Give the listing below again in full, exactly as written.
Begin
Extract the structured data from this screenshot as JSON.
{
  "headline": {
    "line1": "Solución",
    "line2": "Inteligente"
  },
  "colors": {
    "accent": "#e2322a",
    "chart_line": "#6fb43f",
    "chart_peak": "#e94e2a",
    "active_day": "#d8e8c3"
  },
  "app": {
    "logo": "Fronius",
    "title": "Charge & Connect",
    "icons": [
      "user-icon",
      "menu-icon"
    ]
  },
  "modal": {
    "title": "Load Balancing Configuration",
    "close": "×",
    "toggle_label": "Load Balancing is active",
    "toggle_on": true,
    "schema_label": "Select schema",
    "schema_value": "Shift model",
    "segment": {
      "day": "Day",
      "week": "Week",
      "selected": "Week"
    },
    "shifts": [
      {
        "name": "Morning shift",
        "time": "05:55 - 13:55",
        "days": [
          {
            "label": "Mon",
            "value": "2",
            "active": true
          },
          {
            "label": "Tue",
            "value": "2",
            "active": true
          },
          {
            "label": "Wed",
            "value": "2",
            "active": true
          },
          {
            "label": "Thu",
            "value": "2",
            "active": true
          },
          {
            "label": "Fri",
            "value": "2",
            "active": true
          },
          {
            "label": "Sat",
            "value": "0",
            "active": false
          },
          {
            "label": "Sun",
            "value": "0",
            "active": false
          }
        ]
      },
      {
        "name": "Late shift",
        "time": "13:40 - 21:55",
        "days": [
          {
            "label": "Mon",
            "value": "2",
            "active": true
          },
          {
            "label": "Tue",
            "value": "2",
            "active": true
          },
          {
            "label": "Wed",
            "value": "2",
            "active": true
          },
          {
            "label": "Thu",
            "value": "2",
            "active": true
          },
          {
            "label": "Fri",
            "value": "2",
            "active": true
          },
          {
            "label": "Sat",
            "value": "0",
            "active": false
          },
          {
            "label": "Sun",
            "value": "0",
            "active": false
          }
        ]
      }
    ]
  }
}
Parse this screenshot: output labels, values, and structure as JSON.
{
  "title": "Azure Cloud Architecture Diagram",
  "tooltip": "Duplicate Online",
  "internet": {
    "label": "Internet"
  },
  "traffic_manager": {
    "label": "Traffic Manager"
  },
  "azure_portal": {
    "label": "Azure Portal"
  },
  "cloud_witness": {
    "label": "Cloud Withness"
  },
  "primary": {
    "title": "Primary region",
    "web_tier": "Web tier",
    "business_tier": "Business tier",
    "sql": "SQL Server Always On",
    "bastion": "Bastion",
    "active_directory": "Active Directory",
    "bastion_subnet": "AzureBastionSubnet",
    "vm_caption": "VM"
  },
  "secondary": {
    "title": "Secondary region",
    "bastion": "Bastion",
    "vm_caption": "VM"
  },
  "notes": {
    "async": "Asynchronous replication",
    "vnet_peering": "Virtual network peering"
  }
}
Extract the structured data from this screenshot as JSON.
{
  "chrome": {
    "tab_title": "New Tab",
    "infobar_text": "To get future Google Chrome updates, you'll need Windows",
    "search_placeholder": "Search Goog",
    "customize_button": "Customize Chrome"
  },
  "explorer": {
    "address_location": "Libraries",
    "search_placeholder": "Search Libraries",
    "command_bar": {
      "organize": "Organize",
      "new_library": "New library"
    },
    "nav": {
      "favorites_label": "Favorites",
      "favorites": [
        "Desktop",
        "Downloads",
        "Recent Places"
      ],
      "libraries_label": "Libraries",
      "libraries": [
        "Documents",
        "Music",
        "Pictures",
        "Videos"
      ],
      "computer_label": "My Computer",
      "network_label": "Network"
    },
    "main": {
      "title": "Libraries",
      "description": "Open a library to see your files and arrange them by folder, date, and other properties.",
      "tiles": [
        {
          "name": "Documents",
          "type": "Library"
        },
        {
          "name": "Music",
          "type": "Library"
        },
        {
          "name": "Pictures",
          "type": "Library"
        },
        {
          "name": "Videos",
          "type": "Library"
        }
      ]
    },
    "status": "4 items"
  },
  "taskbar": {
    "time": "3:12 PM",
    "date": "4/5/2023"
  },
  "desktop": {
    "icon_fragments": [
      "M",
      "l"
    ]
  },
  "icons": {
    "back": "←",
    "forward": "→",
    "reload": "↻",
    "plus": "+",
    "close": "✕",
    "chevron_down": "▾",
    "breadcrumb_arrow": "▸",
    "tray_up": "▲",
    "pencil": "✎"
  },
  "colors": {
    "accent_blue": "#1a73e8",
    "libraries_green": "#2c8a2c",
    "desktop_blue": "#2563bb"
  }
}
End
◆ **EXPECTED OUTPUT**
Extract the structured data from this screenshot as JSON.
{
  "headline": {
    "line1": "Solución",
    "line2": "Inteligente"
  },
  "colors": {
    "accent": "#e2322a",
    "chart_line": "#6fb43f",
    "chart_peak": "#e94e2a",
    "active_day": "#d8e8c3"
  },
  "app": {
    "logo": "Fronius",
    "title": "Charge & Connect",
    "icons": [
      "user-icon",
      "menu-icon"
    ]
  },
  "modal": {
    "title": "Load Balancing Configuration",
    "close": "×",
    "toggle_label": "Load Balancing is active",
    "toggle_on": true,
    "schema_label": "Select schema",
    "schema_value": "Shift model",
    "segment": {
      "day": "Day",
      "week": "Week",
      "selected": "Week"
    },
    "shifts": [
      {
        "name": "Morning shift",
        "time": "05:55 - 13:55",
        "days": [
          {
            "label": "Mon",
            "value": "2",
            "active": true
          },
          {
            "label": "Tue",
            "value": "2",
            "active": true
          },
          {
            "label": "Wed",
            "value": "2",
            "active": true
          },
          {
            "label": "Thu",
            "value": "2",
            "active": true
          },
          {
            "label": "Fri",
            "value": "2",
            "active": true
          },
          {
            "label": "Sat",
            "value": "0",
            "active": false
          },
          {
            "label": "Sun",
            "value": "0",
            "active": false
          }
        ]
      },
      {
        "name": "Late shift",
        "time": "13:40 - 21:55",
        "days": [
          {
            "label": "Mon",
            "value": "2",
            "active": true
          },
          {
            "label": "Tue",
            "value": "2",
            "active": true
          },
          {
            "label": "Wed",
            "value": "2",
            "active": true
          },
          {
            "label": "Thu",
            "value": "2",
            "active": true
          },
          {
            "label": "Fri",
            "value": "2",
            "active": true
          },
          {
            "label": "Sat",
            "value": "0",
            "active": false
          },
          {
            "label": "Sun",
            "value": "0",
            "active": false
          }
        ]
      }
    ]
  }
}
Parse this screenshot: output labels, values, and structure as JSON.
{
  "title": "Azure Cloud Architecture Diagram",
  "tooltip": "Duplicate Online",
  "internet": {
    "label": "Internet"
  },
  "traffic_manager": {
    "label": "Traffic Manager"
  },
  "azure_portal": {
    "label": "Azure Portal"
  },
  "cloud_witness": {
    "label": "Cloud Withness"
  },
  "primary": {
    "title": "Primary region",
    "web_tier": "Web tier",
    "business_tier": "Business tier",
    "sql": "SQL Server Always On",
    "bastion": "Bastion",
    "active_directory": "Active Directory",
    "bastion_subnet": "AzureBastionSubnet",
    "vm_caption": "VM"
  },
  "secondary": {
    "title": "Secondary region",
    "bastion": "Bastion",
    "vm_caption": "VM"
  },
  "notes": {
    "async": "Asynchronous replication",
    "vnet_peering": "Virtual network peering"
  }
}
Extract the structured data from this screenshot as JSON.
{
  "chrome": {
    "tab_title": "New Tab",
    "infobar_text": "To get future Google Chrome updates, you'll need Windows",
    "search_placeholder": "Search Goog",
    "customize_button": "Customize Chrome"
  },
  "explorer": {
    "address_location": "Libraries",
    "search_placeholder": "Search Libraries",
    "command_bar": {
      "organize": "Organize",
      "new_library": "New library"
    },
    "nav": {
      "favorites_label": "Favorites",
      "favorites": [
        "Desktop",
        "Downloads",
        "Recent Places"
      ],
      "libraries_label": "Libraries",
      "libraries": [
        "Documents",
        "Music",
        "Pictures",
        "Videos"
      ],
      "computer_label": "My Computer",
      "network_label": "Network"
    },
    "main": {
      "title": "Libraries",
      "description": "Open a library to see your files and arrange them by folder, date, and other properties.",
      "tiles": [
        {
          "name": "Documents",
          "type": "Library"
        },
        {
          "name": "Music",
          "type": "Library"
        },
        {
          "name": "Pictures",
          "type": "Library"
        },
        {
          "name": "Videos",
          "type": "Library"
        }
      ]
    },
    "status": "4 items"
  },
  "taskbar": {
    "time": "3:12 PM",
    "date": "4/5/2023"
  },
  "desktop": {
    "icon_fragments": [
      "M",
      "l"
    ]
  },
  "icons": {
    "back": "←",
    "forward": "→",
    "reload": "↻",
    "plus": "+",
    "close": "✕",
    "chevron_down": "▾",
    "breadcrumb_arrow": "▸",
    "tray_up": "▲",
    "pencil": "✎"
  },
  "colors": {
    "accent_blue": "#1a73e8",
    "libraries_green": "#2c8a2c",
    "desktop_blue": "#2563bb"
  }
}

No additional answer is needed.